■ SHORT EXERCISE
Copy out the lines that include the word "países".

■ TASK INPUTS
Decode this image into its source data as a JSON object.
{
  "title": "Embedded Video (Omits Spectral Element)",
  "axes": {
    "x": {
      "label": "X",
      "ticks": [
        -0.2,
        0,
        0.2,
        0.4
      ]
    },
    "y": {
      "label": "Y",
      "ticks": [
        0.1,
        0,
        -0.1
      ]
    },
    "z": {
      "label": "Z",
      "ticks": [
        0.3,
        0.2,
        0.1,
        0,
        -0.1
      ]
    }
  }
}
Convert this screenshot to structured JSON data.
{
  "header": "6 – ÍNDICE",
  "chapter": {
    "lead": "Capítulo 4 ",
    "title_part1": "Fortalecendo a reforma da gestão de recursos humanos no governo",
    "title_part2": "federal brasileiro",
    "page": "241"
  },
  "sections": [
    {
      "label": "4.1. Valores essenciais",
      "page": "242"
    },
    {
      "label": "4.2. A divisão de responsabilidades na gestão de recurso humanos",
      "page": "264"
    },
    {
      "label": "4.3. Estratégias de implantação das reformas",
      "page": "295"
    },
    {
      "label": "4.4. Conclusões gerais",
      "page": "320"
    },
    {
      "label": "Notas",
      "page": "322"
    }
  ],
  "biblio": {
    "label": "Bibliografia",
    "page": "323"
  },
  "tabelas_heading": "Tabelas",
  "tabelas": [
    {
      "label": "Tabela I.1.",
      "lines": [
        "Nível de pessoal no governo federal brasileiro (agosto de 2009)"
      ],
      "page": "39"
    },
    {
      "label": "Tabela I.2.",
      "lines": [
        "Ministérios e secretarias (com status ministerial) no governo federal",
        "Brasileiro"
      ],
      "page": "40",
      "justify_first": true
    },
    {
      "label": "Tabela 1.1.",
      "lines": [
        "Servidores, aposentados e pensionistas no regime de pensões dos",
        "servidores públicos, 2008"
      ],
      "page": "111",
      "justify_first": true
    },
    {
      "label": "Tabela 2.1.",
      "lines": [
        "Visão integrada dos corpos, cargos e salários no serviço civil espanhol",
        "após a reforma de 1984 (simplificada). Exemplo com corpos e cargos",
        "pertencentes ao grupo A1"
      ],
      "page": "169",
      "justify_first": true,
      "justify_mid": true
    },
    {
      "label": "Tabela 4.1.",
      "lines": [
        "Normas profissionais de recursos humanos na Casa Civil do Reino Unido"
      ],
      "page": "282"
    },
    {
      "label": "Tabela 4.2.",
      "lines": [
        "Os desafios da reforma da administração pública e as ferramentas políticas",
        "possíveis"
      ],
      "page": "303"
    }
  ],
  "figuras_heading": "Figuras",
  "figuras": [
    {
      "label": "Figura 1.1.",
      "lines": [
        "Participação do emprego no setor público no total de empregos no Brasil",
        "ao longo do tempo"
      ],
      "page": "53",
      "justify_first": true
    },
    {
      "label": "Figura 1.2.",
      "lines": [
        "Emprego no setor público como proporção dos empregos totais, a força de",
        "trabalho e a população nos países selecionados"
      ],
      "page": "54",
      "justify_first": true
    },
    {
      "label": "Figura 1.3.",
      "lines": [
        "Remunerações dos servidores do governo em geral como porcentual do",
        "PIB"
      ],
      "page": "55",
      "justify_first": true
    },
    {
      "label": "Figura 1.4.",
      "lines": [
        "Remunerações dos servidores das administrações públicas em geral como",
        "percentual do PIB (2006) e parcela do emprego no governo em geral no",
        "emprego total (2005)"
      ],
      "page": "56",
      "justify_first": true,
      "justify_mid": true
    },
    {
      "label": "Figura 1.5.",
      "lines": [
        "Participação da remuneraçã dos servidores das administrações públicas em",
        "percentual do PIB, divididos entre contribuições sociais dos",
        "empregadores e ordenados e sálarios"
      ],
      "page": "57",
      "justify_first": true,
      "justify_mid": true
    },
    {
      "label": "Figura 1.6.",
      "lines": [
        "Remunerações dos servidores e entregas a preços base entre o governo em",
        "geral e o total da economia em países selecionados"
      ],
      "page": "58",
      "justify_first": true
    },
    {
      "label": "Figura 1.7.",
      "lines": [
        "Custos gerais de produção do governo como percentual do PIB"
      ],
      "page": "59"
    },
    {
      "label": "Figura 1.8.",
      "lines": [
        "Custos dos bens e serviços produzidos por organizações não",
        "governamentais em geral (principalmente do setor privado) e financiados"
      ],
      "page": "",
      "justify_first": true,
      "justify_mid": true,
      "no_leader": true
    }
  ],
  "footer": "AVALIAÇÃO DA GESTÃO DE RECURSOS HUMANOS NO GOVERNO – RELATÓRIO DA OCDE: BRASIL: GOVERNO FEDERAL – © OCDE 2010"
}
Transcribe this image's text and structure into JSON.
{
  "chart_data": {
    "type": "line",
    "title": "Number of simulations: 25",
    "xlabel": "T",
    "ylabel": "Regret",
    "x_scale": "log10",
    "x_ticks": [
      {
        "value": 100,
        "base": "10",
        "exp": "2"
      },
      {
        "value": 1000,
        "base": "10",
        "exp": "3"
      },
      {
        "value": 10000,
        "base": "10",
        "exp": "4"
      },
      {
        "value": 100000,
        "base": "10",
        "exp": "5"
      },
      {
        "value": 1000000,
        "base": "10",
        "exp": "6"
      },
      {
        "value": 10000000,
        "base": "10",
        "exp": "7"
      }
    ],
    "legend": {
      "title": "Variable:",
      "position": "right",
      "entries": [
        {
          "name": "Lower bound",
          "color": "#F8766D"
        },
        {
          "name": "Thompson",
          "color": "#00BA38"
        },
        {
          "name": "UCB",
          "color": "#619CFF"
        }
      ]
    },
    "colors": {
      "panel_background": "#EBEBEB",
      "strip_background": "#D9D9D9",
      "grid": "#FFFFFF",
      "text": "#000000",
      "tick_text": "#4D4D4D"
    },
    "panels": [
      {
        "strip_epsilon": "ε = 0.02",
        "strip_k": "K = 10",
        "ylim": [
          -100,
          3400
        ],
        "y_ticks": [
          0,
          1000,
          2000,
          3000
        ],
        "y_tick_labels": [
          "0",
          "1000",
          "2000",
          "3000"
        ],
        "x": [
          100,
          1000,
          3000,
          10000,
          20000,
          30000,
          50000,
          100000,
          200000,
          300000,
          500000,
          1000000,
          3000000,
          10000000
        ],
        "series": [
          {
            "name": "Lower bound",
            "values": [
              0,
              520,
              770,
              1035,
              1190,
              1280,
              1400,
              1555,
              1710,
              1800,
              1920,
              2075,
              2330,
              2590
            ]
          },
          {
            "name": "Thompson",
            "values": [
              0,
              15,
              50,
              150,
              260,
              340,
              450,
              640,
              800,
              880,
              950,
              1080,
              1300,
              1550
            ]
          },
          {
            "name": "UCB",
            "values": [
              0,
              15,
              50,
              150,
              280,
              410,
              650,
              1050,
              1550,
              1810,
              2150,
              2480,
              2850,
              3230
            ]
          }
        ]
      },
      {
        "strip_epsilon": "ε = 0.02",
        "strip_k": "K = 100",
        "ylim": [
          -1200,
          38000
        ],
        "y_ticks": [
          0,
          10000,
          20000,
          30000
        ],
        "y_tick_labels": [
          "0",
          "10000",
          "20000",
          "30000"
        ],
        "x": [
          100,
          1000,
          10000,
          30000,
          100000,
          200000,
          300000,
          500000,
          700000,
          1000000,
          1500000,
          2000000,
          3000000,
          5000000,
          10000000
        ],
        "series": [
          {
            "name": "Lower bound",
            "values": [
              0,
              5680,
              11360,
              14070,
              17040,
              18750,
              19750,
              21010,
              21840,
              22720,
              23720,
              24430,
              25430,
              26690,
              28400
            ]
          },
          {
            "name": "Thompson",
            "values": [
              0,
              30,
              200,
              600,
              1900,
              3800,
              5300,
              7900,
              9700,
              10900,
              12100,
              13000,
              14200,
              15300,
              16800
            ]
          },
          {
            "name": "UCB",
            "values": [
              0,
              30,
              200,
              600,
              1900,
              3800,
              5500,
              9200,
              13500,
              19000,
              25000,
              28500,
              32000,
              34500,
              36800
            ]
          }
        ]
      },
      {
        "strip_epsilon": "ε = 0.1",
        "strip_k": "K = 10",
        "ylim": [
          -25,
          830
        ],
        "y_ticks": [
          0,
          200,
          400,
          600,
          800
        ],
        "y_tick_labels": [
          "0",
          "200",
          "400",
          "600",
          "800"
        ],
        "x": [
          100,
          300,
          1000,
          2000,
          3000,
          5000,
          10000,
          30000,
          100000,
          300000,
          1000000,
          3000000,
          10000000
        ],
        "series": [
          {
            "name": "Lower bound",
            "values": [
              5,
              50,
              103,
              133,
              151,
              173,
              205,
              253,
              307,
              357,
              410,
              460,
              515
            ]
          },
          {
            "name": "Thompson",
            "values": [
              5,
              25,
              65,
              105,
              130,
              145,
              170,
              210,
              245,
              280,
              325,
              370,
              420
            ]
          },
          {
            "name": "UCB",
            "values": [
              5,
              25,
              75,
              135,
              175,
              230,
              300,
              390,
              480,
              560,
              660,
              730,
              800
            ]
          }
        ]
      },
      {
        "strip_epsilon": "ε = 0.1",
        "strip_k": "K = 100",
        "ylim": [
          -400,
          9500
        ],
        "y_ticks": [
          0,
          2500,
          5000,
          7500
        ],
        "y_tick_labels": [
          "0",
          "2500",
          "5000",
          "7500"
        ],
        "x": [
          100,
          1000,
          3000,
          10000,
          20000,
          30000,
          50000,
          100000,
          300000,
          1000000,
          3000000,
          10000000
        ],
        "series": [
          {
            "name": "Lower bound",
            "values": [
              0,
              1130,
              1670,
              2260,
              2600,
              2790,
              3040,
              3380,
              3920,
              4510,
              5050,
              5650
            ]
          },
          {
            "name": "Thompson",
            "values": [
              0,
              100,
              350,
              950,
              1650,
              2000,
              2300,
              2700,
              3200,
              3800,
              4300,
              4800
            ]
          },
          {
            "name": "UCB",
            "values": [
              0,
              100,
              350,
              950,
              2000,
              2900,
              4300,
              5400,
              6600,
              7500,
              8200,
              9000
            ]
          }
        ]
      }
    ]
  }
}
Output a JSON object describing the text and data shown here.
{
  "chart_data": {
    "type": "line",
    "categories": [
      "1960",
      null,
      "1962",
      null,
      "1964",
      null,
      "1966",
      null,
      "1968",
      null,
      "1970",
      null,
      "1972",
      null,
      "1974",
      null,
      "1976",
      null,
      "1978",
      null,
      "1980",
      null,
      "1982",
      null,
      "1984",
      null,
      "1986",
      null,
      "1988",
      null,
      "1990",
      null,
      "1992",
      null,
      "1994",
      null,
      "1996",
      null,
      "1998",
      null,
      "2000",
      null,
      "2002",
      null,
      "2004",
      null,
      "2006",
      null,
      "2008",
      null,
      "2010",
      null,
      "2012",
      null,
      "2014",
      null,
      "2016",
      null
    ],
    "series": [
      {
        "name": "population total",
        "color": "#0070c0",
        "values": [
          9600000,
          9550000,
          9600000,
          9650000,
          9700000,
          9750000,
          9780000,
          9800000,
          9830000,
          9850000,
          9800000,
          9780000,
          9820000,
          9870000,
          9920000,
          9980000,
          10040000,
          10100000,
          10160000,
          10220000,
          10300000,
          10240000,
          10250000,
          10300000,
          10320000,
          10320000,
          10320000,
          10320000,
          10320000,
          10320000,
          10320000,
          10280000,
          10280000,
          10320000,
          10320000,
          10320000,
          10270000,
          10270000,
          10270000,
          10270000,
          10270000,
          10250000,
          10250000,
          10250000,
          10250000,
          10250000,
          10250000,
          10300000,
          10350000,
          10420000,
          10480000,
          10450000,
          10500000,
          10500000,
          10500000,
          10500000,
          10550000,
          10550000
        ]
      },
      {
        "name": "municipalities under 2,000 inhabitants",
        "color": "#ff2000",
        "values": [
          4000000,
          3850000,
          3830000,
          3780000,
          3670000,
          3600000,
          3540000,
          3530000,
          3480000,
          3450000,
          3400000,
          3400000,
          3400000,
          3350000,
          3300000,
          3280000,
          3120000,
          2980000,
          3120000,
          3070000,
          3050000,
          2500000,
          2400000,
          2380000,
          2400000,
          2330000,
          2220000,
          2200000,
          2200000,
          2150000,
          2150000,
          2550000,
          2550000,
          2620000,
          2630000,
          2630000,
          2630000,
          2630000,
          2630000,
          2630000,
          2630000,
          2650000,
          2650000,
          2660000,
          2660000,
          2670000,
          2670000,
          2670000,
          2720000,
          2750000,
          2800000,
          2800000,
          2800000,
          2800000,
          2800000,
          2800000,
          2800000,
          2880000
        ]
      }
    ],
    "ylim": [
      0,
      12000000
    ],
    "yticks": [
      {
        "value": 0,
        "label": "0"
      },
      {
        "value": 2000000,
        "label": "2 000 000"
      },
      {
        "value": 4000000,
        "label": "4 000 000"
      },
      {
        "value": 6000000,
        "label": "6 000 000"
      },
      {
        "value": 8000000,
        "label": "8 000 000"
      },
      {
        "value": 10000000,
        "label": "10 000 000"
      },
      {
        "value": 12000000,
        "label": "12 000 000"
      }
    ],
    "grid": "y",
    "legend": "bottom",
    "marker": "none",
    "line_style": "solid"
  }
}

■ ANSWER FOR THE TASK
        "trabalho e a população nos países selecionados"
        "geral e o total da economia em países selecionados"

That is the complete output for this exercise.